Hieran Del8 08:59, 8 June 2011 (PDT):

you'll add transparency as well?

Oh yeah.. I forgot about that! Should be pretty easy to add.

You mean the templated operator overloads?

Yes, that's what I meant.

there's nothing to optimise in FPInt

Oh. Well, good. :)

only optimise cases which will actually be used (rasterTexture, ignoring rasterColor and rasterTextureColor)

Hmm, after thinking about this for a while, I agree that the other two aren't really useful. That will save several interpolation calculations per line! Of course, the intent of rasterTextureColor can be combined with rasterTexture, that is, allowing an argb modifier on the pixels. Probably better if that data wasn't interpolated between every vertex.

Tex2DSampler::sample will be the focus of attention

Ah, so that's the slowest part? If you can improve it, that'd be great. I'll be focusing on removing the extra baggage being interpolated, namely the color and position. Color should be a modifier on the whole object (not individual vertices), and position should be set--not interpolated as it is right now.

Mike mentioned getting pixel shaders. They'd operate on each pixel, so any operation here would tremendously impact performance. The 'shader' that's running now is simply sampling the texture. A simple shader could be of the form:

Color TriRasterizer::psNegative(const TexCoord& tex, const Surface* pTexture)
{
   return ( 0xffffffff - m_sampler.sample(pTexture, tex.u, tex.v) );
}

What do you think? Then shaders could be callable by the plotscripts.

The Mad Cacti 04:10, 9 June 2011 (PDT):

Ah, so that's the slowest part? If you can improve it, that'd be great.

Specifically, manually inlining it into the raster functions. A quick timing showed that for a 32x32 quad, it's spending nearly half the time in sample (the FPInt math seems to translate into a surprisingly large number of instructions).

Hmm, after thinking about this for a while, I agree that the other two aren't really useful. That will save several interpolation calculations per line!

They are useful. It immediately occurs to me that per-vertex colors would be great for drawing first-person perspective dungeons. So I suggest keeping everything you currently have in case we end up exposing more of these flexible drawing operations to scripting other than just rotation and scaling of slices. I imagine it would be best added as an additional 'Quad' slice type. And I imagine it'll happen once everyone gets used to the idea :)

However it's quite true that if we're not actually using the per-vertex colour data, interpolating them is a waste of time. So I suggest templating the relevant classes by Vertex type! We can have Vertex variants with and without colour information. By implementing the interpolation with Vertex operator overloads, you might not need to specialise anything else.

Problem: Carry the forum thread about speeding up the triangle rasterizer forward from its last sentence.

Extracted material:
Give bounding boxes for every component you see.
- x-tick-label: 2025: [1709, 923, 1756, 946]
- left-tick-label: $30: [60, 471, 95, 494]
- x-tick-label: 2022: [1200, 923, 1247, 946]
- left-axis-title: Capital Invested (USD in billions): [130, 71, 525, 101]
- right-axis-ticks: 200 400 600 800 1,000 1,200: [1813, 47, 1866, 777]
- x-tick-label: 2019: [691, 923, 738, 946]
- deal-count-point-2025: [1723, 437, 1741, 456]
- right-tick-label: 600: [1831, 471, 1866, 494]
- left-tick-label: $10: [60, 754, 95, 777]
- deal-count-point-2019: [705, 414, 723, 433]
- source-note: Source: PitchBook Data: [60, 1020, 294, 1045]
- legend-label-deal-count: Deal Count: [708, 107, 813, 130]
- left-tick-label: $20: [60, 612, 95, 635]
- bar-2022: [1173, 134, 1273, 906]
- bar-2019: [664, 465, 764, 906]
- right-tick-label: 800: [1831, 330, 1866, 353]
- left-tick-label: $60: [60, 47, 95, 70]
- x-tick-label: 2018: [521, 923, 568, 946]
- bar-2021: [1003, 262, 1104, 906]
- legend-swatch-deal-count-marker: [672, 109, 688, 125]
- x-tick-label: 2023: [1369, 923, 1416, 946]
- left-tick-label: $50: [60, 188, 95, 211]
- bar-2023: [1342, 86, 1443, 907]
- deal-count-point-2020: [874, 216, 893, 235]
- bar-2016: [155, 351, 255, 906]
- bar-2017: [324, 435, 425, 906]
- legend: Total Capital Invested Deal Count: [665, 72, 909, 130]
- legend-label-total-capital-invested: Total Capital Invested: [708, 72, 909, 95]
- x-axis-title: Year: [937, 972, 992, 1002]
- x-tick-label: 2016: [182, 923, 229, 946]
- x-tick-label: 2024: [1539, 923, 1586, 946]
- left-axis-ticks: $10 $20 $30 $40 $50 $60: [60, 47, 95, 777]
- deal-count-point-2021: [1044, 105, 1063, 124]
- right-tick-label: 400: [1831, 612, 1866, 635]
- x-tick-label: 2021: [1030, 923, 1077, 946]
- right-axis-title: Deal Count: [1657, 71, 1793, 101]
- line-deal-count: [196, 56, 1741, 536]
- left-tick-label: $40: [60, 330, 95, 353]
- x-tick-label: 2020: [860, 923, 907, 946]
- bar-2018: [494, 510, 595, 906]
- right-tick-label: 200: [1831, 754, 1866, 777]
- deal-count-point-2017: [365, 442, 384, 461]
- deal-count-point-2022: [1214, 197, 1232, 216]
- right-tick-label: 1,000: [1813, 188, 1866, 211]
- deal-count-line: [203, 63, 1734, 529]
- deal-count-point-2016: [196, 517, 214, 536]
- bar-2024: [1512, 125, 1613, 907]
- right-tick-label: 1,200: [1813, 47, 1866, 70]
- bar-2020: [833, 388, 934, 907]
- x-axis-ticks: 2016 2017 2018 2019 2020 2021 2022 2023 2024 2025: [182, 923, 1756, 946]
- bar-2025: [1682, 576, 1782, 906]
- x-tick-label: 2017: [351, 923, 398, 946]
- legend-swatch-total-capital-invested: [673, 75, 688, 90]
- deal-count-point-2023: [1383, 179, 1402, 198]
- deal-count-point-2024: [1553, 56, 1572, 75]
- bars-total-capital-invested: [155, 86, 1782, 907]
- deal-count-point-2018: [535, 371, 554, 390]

Reply to the task:
Of course, per-quad tints are also useful, and also faster, but still a lot of overhead if you're not using it. One possibility could be to split transparency and tinting into a separate pass over each raster line (so, draw the raster line to a temporary buffer, and then draw that onto the image). This makes sense since they are both very similar highly vectorisable operations (modern C++ compilers really should be able to do the vectorisaiton automatically). If a quad has either transparency or tinting, then the 2nd pass can be performed. Far less work than coding multiple versions, and still probably almost as fast.

Oh, one more thing: what about colour-keyed transparency (colour 0)? It looks like this is currently missing.

Then shaders could be callable by the plotscripts.

I'm not sure what you mean. That you could specify a shader for a 'Quad' slice? Would there be a small library of available shaders (in which case they can be portable across all backends), like inverting colours and Phong-like shading? Could they include smoothing algorithms (similar to hq4x, but something intended to clean up scaled/transformed pixel art - the smoother in gfx_sdl works like this: it's applied to a scaled image rather than scaling it itself)? I admit, I know very little about pixel shaders.

Hieran Del8 22:02, 9 June 2011 (PDT):

A quick timing showed that for a 32x32 quad, it's spending nearly half the time in sample (the FPInt math seems to translate into a surprisingly large number of instructions).

Hmm. I don't think the assembly for sampling should be written in the raster functions, but if it was coded in assembly, it'd be appropriate to be encapsulated in a function, and perhaps that function set to inline. Maybe that's what you were saying... such is the ambiguous nature of my communication skills. :P

It immediately occurs to me that per-vertex colors would be great for drawing

Ah. I just deleted it all, but it can be reconstructed. However, your suggestion of a so-called "flexible vertex format" is an interesting idea, and would definitely be more efficient than interpolating all data. It'd require a rewrite of a lot of the code anyways.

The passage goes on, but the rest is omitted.